Material for this task
────
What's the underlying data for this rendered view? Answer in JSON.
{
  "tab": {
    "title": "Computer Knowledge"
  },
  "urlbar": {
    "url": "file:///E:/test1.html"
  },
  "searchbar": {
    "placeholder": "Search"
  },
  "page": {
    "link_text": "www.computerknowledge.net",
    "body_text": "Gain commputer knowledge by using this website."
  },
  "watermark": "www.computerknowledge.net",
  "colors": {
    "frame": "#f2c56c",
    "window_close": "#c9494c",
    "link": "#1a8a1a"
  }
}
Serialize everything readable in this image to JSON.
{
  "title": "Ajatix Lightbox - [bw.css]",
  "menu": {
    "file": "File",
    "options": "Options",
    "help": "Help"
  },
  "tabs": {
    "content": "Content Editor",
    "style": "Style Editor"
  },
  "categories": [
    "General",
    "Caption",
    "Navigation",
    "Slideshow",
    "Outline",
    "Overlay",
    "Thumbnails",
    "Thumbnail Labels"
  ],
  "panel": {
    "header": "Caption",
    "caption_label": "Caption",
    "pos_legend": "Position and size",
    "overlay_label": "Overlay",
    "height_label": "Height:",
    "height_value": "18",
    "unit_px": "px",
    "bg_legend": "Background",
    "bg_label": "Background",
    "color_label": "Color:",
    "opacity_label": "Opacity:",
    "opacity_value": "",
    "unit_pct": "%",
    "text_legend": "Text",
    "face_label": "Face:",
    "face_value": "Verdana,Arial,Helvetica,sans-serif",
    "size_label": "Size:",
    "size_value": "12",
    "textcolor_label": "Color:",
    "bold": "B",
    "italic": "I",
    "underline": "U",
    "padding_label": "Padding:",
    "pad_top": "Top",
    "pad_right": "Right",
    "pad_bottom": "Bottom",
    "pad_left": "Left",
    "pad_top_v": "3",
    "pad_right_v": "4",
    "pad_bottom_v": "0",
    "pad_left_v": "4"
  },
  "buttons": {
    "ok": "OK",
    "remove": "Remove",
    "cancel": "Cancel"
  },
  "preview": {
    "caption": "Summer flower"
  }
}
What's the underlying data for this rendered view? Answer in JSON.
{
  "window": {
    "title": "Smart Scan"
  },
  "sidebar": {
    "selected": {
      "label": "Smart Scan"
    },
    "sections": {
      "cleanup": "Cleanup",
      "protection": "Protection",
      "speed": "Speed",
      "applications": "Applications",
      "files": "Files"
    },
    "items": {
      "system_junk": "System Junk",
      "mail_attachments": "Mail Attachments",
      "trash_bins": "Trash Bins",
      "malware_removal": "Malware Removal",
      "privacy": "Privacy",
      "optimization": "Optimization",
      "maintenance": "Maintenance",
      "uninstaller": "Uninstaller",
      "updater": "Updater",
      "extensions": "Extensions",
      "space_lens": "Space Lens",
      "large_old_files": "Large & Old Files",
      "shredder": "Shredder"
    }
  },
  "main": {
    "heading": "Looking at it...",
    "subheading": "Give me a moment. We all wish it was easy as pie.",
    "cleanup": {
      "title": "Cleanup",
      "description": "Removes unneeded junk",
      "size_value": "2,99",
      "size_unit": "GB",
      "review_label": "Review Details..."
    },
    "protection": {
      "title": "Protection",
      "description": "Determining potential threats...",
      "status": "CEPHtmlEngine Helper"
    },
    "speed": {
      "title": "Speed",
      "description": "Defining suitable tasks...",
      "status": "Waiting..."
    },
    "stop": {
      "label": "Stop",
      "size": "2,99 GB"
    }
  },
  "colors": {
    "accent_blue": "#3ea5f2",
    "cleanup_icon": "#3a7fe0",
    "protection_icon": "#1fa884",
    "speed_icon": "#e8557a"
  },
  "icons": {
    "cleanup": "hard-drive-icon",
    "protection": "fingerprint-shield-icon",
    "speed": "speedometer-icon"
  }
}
────
Exercise description
Restate the data above exactly, keeping each word as it stands.

Solution
What's the underlying data for this rendered view? Answer in JSON.
{
  "tab": {
    "title": "Computer Knowledge"
  },
  "urlbar": {
    "url": "file:///E:/test1.html"
  },
  "searchbar": {
    "placeholder": "Search"
  },
  "page": {
    "link_text": "www.computerknowledge.net",
    "body_text": "Gain commputer knowledge by using this website."
  },
  "watermark": "www.computerknowledge.net",
  "colors": {
    "frame": "#f2c56c",
    "window_close": "#c9494c",
    "link": "#1a8a1a"
  }
}
Serialize everything readable in this image to JSON.
{
  "title": "Ajatix Lightbox - [bw.css]",
  "menu": {
    "file": "File",
    "options": "Options",
    "help": "Help"
  },
  "tabs": {
    "content": "Content Editor",
    "style": "Style Editor"
  },
  "categories": [
    "General",
    "Caption",
    "Navigation",
    "Slideshow",
    "Outline",
    "Overlay",
    "Thumbnails",
    "Thumbnail Labels"
  ],
  "panel": {
    "header": "Caption",
    "caption_label": "Caption",
    "pos_legend": "Position and size",
    "overlay_label": "Overlay",
    "height_label": "Height:",
    "height_value": "18",
    "unit_px": "px",
    "bg_legend": "Background",
    "bg_label": "Background",
    "color_label": "Color:",
    "opacity_label": "Opacity:",
    "opacity_value": "",
    "unit_pct": "%",
    "text_legend": "Text",
    "face_label": "Face:",
    "face_value": "Verdana,Arial,Helvetica,sans-serif",
    "size_label": "Size:",
    "size_value": "12",
    "textcolor_label": "Color:",
    "bold": "B",
    "italic": "I",
    "underline": "U",
    "padding_label": "Padding:",
    "pad_top": "Top",
    "pad_right": "Right",
    "pad_bottom": "Bottom",
    "pad_left": "Left",
    "pad_top_v": "3",
    "pad_right_v": "4",
    "pad_bottom_v": "0",
    "pad_left_v": "4"
  },
  "buttons": {
    "ok": "OK",
    "remove": "Remove",
    "cancel": "Cancel"
  },
  "preview": {
    "caption": "Summer flower"
  }
}
What's the underlying data for this rendered view? Answer in JSON.
{
  "window": {
    "title": "Smart Scan"
  },
  "sidebar": {
    "selected": {
      "label": "Smart Scan"
    },
    "sections": {
      "cleanup": "Cleanup",
      "protection": "Protection",
      "speed": "Speed",
      "applications": "Applications",
      "files": "Files"
    },
    "items": {
      "system_junk": "System Junk",
      "mail_attachments": "Mail Attachments",
      "trash_bins": "Trash Bins",
      "malware_removal": "Malware Removal",
      "privacy": "Privacy",
      "optimization": "Optimization",
      "maintenance": "Maintenance",
      "uninstaller": "Uninstaller",
      "updater": "Updater",
      "extensions": "Extensions",
      "space_lens": "Space Lens",
      "large_old_files": "Large & Old Files",
      "shredder": "Shredder"
    }
  },
  "main": {
    "heading": "Looking at it...",
    "subheading": "Give me a moment. We all wish it was easy as pie.",
    "cleanup": {
      "title": "Cleanup",
      "description": "Removes unneeded junk",
      "size_value": "2,99",
      "size_unit": "GB",
      "review_label": "Review Details..."
    },
    "protection": {
      "title": "Protection",
      "description": "Determining potential threats...",
      "status": "CEPHtmlEngine Helper"
    },
    "speed": {
      "title": "Speed",
      "description": "Defining suitable tasks...",
      "status": "Waiting..."
    },
    "stop": {
      "label": "Stop",
      "size": "2,99 GB"
    }
  },
  "colors": {
    "accent_blue": "#3ea5f2",
    "cleanup_icon": "#3a7fe0",
    "protection_icon": "#1fa884",
    "speed_icon": "#e8557a"
  },
  "icons": {
    "cleanup": "hard-drive-icon",
    "protection": "fingerprint-shield-icon",
    "speed": "speedometer-icon"
  }
}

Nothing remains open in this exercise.